**SHORT PROBLEM:**
Search the entries for the word "ISLAND" and pull out each line that has it.

**Some records:**
----------------

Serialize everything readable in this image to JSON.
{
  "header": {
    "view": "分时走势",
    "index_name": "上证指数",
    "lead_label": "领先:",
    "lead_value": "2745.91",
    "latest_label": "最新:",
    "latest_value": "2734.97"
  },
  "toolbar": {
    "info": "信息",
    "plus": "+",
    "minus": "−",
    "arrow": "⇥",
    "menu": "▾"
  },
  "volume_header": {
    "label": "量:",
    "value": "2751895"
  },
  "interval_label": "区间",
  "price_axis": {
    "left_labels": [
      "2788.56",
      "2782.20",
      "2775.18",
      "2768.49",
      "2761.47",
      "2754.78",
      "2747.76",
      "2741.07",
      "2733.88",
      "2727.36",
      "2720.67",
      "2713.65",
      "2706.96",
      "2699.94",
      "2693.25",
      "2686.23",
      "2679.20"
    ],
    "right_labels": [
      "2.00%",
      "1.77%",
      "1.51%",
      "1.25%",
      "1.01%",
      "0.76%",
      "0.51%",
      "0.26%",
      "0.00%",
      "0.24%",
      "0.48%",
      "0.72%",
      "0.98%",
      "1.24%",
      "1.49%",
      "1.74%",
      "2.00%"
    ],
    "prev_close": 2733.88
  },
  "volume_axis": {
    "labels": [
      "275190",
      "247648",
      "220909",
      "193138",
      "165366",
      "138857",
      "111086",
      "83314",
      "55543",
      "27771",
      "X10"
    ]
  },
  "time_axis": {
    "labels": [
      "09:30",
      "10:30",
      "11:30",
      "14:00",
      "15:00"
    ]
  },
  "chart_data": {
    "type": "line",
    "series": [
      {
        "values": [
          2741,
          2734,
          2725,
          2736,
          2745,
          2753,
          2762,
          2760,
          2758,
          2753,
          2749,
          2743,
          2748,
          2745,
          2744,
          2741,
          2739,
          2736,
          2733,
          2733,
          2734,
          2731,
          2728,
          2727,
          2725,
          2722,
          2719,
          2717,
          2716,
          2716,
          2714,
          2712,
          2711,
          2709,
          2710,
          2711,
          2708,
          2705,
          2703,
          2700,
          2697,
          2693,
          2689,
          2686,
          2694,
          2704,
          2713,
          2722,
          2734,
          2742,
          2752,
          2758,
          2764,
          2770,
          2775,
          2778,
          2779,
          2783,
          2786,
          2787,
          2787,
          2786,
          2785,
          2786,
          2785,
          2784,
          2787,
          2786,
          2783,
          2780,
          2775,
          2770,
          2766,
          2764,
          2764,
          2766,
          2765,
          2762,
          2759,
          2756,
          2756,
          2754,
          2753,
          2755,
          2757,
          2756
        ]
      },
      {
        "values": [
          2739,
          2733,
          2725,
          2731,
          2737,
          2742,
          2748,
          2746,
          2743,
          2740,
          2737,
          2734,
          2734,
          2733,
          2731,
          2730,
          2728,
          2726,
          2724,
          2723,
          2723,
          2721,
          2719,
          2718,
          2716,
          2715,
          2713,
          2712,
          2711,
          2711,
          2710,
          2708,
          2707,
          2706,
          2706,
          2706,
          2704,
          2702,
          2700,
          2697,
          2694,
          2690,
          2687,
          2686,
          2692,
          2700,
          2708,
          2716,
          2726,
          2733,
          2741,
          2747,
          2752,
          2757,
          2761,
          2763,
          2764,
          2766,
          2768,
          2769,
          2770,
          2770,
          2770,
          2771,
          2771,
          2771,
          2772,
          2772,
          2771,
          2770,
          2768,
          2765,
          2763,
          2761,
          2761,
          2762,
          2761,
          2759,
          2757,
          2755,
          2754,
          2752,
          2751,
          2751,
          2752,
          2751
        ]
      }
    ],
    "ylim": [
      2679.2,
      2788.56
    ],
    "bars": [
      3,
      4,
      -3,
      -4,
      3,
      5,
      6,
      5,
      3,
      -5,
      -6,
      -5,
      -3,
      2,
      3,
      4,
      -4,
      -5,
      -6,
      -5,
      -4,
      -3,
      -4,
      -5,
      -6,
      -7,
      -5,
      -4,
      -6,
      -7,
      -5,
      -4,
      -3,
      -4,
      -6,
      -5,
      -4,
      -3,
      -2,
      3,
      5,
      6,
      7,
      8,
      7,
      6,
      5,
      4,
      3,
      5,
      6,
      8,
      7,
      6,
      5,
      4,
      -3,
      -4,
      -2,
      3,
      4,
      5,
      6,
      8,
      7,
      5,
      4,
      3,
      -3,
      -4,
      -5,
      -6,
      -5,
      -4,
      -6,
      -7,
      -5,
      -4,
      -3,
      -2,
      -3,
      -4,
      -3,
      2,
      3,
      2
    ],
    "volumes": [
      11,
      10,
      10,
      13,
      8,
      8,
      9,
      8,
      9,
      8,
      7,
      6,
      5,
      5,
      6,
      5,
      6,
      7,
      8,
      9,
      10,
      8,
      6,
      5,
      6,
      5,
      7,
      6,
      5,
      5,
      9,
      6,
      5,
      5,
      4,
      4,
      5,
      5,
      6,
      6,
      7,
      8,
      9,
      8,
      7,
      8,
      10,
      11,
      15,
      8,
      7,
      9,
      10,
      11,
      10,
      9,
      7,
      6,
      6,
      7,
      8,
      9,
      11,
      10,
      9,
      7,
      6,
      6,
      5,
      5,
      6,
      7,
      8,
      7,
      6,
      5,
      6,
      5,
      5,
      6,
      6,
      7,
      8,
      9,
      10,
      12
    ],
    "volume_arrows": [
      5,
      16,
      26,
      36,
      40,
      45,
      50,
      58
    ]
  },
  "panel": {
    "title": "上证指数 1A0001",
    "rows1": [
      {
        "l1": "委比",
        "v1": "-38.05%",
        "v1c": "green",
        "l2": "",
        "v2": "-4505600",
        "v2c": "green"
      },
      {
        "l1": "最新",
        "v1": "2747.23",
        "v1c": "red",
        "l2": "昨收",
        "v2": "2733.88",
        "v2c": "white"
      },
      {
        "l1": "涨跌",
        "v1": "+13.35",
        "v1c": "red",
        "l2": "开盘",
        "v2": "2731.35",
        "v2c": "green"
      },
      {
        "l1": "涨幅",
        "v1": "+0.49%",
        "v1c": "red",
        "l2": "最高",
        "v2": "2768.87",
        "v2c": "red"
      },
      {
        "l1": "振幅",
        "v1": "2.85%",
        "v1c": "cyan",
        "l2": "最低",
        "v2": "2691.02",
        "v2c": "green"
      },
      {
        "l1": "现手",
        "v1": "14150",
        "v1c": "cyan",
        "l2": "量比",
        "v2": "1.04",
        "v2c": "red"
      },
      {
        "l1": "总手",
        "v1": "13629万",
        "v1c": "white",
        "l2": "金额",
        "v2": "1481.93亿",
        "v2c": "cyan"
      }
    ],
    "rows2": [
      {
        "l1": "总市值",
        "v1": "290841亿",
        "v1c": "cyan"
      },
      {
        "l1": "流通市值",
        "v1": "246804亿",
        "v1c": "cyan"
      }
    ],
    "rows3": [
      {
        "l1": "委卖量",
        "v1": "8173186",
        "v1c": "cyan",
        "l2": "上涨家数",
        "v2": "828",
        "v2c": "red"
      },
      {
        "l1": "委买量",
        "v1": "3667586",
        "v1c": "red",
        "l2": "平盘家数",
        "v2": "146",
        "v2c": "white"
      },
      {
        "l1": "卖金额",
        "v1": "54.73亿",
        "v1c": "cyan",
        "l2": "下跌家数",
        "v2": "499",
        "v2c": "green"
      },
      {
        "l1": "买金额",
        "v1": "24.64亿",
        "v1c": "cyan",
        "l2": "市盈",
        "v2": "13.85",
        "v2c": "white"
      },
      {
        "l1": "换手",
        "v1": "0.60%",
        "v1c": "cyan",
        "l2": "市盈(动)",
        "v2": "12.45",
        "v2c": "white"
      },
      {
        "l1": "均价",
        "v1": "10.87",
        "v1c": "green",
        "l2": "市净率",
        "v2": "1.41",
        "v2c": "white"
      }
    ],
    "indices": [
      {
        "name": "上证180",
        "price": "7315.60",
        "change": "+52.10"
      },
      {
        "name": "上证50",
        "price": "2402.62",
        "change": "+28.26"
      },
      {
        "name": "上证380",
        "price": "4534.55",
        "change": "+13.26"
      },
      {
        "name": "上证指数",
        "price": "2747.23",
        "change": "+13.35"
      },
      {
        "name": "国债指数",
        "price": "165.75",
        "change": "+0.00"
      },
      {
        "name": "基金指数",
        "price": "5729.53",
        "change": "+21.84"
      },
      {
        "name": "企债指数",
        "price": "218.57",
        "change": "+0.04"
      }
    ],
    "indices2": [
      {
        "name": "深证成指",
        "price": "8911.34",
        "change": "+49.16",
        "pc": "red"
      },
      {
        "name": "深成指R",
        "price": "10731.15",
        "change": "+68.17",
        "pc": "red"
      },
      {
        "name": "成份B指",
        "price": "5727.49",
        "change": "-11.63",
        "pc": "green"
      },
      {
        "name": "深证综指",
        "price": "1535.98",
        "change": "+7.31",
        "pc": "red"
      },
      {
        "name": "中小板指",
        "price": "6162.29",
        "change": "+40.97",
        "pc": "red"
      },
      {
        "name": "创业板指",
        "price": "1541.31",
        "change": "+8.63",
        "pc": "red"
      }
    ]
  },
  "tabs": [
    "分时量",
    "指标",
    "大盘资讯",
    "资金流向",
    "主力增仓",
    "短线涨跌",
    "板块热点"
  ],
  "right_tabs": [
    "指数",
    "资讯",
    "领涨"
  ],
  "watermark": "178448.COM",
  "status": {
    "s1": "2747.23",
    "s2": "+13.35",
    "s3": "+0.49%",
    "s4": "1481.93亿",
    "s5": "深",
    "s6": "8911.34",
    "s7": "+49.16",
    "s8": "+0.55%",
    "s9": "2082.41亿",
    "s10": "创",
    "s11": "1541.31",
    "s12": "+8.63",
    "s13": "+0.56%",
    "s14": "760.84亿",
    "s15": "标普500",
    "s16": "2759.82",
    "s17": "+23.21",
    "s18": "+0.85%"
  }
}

----------------

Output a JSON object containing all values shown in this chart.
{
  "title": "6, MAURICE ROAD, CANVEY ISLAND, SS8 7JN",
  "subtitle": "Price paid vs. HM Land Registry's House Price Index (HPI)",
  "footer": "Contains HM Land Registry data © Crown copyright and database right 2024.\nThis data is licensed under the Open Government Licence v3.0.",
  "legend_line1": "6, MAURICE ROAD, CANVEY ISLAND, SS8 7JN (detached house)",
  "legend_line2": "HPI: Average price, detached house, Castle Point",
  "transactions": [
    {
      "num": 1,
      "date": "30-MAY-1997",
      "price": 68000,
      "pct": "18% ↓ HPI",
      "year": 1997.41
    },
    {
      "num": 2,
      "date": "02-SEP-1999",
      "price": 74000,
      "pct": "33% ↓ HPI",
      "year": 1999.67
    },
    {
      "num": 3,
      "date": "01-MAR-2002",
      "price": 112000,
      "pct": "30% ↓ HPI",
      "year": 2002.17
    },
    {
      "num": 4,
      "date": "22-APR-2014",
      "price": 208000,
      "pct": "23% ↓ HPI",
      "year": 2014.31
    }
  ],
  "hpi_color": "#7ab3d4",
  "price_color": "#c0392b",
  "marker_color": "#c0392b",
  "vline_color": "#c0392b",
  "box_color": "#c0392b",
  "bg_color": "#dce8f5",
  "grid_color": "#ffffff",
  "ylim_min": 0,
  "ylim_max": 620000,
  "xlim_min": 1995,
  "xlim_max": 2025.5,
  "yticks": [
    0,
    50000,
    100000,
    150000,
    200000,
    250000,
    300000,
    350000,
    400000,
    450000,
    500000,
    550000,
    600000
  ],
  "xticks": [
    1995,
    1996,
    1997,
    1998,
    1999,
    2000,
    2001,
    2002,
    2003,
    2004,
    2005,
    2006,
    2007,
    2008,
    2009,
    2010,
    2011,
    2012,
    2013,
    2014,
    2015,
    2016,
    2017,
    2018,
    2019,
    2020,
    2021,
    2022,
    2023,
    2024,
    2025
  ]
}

----------------

**EXPECTED OUTPUT:**
  "title": "6, MAURICE ROAD, CANVEY ISLAND, SS8 7JN",
  "legend_line1": "6, MAURICE ROAD, CANVEY ISLAND, SS8 7JN (detached house)",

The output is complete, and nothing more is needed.